» **TASK BRIEF**
Write out each line from the data below that includes the word "structured".

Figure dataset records
•••••

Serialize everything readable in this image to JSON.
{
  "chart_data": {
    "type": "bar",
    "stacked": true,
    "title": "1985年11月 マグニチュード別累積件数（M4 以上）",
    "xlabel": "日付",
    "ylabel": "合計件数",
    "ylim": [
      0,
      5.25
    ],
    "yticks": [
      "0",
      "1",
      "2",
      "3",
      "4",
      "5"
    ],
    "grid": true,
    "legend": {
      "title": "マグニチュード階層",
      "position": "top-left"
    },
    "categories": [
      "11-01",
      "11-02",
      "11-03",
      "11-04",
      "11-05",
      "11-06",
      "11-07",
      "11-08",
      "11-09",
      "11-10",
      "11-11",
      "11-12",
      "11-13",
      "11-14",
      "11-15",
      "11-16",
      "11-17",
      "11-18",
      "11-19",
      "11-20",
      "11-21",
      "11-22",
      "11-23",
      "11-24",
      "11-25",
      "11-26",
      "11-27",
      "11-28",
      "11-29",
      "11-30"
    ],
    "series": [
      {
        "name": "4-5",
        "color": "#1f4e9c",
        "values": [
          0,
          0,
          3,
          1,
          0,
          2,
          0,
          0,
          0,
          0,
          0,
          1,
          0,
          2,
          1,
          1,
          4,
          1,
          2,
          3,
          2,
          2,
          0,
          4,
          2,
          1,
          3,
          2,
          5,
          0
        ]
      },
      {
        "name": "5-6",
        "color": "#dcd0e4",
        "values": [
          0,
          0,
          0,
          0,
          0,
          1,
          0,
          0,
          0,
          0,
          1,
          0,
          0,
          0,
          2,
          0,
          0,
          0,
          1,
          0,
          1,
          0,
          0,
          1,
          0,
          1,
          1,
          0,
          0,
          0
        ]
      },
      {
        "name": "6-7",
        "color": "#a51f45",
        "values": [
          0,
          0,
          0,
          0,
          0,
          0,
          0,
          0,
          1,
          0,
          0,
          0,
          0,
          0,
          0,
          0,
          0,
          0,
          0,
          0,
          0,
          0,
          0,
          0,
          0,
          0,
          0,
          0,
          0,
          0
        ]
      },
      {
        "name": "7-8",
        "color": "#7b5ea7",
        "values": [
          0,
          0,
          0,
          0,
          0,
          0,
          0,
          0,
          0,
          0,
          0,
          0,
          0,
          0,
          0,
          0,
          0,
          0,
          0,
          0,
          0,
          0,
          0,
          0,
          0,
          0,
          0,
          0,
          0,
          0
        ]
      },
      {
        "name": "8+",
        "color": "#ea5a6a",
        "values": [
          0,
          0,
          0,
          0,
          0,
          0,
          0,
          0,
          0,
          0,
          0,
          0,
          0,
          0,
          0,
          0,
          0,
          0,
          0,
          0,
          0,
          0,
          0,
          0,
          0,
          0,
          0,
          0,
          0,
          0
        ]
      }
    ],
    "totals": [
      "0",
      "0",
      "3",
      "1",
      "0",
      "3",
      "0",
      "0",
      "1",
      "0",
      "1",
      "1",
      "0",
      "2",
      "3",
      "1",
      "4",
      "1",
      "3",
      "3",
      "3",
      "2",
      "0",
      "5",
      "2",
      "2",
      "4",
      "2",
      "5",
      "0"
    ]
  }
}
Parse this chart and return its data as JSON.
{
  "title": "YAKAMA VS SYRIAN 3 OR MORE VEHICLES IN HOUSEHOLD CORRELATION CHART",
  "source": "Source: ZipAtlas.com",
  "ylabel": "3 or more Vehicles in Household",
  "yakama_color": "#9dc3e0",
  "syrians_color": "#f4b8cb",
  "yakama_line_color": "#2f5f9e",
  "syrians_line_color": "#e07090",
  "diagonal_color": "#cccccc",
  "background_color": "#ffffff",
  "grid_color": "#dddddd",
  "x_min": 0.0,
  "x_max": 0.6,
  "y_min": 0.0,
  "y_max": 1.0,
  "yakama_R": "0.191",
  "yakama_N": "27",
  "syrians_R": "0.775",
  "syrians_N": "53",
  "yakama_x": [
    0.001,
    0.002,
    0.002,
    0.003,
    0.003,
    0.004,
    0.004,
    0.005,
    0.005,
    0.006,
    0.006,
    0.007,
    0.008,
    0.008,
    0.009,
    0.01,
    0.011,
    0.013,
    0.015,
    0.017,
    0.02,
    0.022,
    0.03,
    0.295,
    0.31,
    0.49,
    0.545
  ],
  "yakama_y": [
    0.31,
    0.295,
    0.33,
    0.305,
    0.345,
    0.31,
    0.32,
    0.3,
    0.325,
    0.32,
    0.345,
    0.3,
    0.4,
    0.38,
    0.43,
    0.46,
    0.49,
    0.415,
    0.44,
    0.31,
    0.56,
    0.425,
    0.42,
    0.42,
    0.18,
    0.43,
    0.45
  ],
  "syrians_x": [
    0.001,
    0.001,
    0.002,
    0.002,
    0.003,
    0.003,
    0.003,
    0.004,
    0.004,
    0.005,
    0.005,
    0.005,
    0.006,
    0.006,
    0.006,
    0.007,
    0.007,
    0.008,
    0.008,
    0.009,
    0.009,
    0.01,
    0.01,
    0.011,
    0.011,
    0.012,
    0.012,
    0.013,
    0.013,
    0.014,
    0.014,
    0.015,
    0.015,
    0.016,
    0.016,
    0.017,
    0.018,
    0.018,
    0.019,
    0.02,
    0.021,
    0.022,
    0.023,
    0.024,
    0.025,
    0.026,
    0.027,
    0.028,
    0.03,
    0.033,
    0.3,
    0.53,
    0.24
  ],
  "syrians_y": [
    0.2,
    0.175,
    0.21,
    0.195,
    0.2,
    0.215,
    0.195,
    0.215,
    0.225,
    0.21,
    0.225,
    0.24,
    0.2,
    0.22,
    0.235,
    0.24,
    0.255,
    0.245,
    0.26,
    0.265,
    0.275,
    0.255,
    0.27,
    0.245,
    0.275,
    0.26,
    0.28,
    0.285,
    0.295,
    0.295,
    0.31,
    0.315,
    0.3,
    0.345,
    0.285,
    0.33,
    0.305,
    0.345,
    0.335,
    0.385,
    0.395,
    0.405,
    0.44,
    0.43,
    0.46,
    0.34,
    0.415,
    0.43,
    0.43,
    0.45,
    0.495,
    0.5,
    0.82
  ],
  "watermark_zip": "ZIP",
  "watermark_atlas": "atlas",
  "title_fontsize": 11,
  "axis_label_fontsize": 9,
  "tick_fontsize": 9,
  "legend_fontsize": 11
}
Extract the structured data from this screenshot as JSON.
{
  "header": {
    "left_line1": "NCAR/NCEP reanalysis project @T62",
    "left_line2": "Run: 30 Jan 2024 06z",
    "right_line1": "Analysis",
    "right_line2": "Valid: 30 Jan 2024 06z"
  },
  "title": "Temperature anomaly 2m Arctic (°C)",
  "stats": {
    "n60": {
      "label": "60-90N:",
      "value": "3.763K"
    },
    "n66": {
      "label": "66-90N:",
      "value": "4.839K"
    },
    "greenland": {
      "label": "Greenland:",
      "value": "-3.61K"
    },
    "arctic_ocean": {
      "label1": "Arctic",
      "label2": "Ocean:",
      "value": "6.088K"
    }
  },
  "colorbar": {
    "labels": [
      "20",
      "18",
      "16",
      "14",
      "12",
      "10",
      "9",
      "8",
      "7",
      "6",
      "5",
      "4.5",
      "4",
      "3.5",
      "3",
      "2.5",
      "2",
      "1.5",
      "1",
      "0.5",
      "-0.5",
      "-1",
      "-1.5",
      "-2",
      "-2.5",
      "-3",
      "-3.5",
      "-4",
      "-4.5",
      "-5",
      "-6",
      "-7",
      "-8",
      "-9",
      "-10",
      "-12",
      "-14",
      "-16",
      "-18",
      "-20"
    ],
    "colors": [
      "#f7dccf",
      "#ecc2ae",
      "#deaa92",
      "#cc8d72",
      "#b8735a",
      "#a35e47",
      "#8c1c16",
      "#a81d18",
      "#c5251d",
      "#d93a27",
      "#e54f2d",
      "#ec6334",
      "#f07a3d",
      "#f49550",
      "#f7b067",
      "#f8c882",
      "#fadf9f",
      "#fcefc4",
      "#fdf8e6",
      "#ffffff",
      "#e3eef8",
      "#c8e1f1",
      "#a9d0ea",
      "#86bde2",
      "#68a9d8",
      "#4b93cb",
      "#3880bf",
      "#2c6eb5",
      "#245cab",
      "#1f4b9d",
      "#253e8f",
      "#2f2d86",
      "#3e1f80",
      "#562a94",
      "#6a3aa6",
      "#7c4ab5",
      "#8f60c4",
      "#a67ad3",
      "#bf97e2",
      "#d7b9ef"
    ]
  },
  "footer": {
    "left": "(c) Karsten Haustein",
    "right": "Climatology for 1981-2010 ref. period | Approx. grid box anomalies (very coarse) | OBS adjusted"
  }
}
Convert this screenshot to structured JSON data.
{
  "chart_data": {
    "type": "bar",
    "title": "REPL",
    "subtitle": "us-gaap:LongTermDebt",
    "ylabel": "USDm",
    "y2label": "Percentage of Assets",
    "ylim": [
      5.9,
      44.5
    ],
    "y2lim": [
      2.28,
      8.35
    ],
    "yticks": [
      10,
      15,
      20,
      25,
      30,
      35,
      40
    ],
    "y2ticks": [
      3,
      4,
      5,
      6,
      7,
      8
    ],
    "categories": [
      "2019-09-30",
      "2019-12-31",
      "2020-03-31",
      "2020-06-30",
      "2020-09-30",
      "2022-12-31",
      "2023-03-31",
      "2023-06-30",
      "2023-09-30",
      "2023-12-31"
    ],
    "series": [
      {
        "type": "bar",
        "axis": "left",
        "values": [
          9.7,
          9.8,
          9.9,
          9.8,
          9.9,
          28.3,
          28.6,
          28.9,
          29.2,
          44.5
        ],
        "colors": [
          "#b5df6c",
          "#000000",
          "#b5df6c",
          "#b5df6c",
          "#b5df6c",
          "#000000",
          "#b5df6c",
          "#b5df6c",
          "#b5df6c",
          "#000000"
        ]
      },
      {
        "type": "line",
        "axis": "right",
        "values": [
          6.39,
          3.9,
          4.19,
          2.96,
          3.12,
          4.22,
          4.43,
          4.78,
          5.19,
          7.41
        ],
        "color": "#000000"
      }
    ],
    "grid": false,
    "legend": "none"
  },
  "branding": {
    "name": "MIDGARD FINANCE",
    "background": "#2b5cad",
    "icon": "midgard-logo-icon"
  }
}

•••••

» **EXERCISE RESULT**
Extract the structured data from this screenshot as JSON.
Convert this screenshot to structured JSON data.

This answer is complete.